Rows from a dataset:
[START]
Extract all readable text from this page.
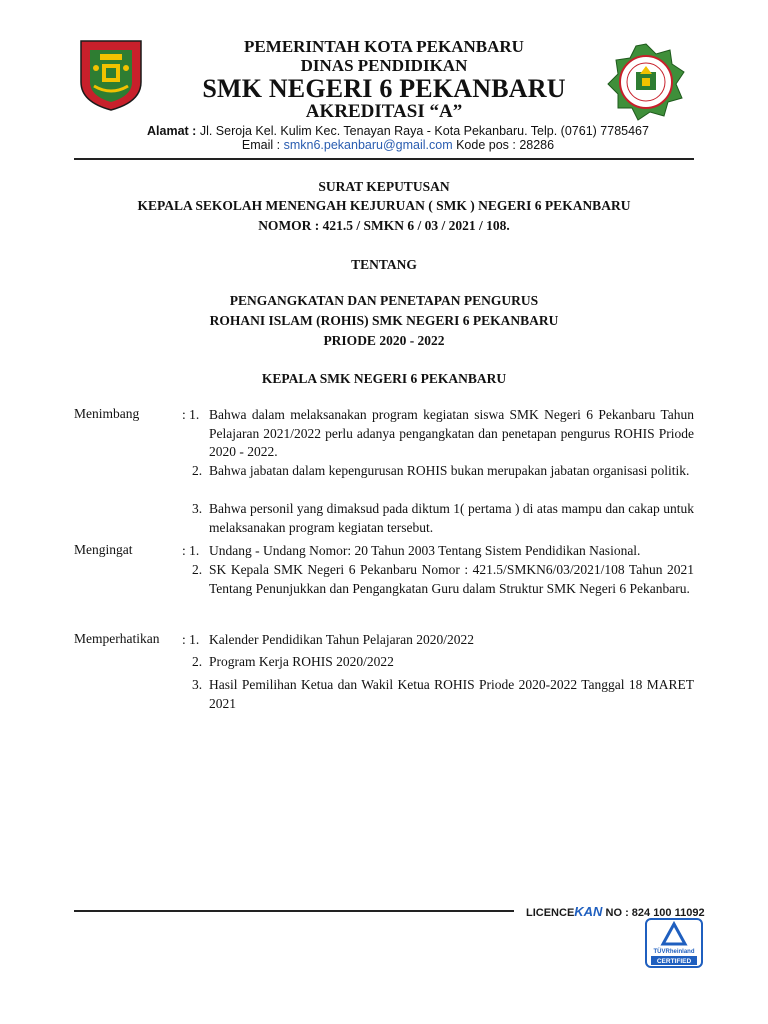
PEMERINTAH KOTA PEKANBARU
DINAS PENDIDIKAN
SMK NEGERI 6 PEKANBARU
AKREDITASI “A”
Alamat : Jl. Seroja Kel. Kulim Kec. Tenayan Raya - Kota Pekanbaru. Telp. (0761) 7785467
Email : smkn6.pekanbaru@gmail.com Kode pos : 28286
SURAT KEPUTUSAN
KEPALA SEKOLAH MENENGAH KEJURUAN ( SMK ) NEGERI 6 PEKANBARU
NOMOR : 421.5 / SMKN 6 / 03 / 2021 / 108.
TENTANG
PENGANGKATAN DAN PENETAPAN PENGURUS
ROHANI ISLAM (ROHIS) SMK NEGERI 6 PEKANBARU
PRIODE 2020 - 2022
KEPALA SMK NEGERI 6 PEKANBARU
Menimbang	: 1. Bahwa dalam melaksanakan program kegiatan siswa SMK Negeri 6 Pekanbaru Tahun Pelajaran 2021/2022 perlu adanya pengangkatan dan penetapan pengurus ROHIS Priode 2020 - 2022.
2. Bahwa jabatan dalam kepengurusan ROHIS bukan merupakan jabatan organisasi politik.
3. Bahwa personil yang dimaksud pada diktum 1( pertama ) di atas mampu dan cakap untuk melaksanakan program kegiatan tersebut.
Mengingat	: 1. Undang - Undang Nomor: 20 Tahun 2003 Tentang Sistem Pendidikan Nasional.
2. SK Kepala SMK Negeri 6 Pekanbaru Nomor : 421.5/SMKN6/03/2021/108 Tahun 2021 Tentang Penunjukkan dan Pengangkatan Guru dalam Struktur SMK Negeri 6 Pekanbaru.
Memperhatikan : 1. Kalender Pendidikan Tahun Pelajaran 2020/2022
2. Program Kerja ROHIS 2020/2022
3. Hasil Pemilihan Ketua dan Wakil Ketua ROHIS Priode 2020-2022 Tanggal 18 MARET 2021
LICENCEKAN NO : 824 100 11092
TÜVRheinland
CERTIFIED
[END]
Using the entries above, find all lines with "Tahun". Copy them.

Menimbang	: 1. Bahwa dalam melaksanakan program kegiatan siswa SMK Negeri 6 Pekanbaru Tahun Pelajaran 2021/2022 perlu adanya pengangkatan dan penetapan pengurus ROHIS Priode 2020 - 2022.
Mengingat	: 1. Undang - Undang Nomor: 20 Tahun 2003 Tentang Sistem Pendidikan Nasional.
2. SK Kepala SMK Negeri 6 Pekanbaru Nomor : 421.5/SMKN6/03/2021/108 Tahun 2021 Tentang Penunjukkan dan Pengangkatan Guru dalam Struktur SMK Negeri 6 Pekanbaru.
Memperhatikan : 1. Kalender Pendidikan Tahun Pelajaran 2020/2022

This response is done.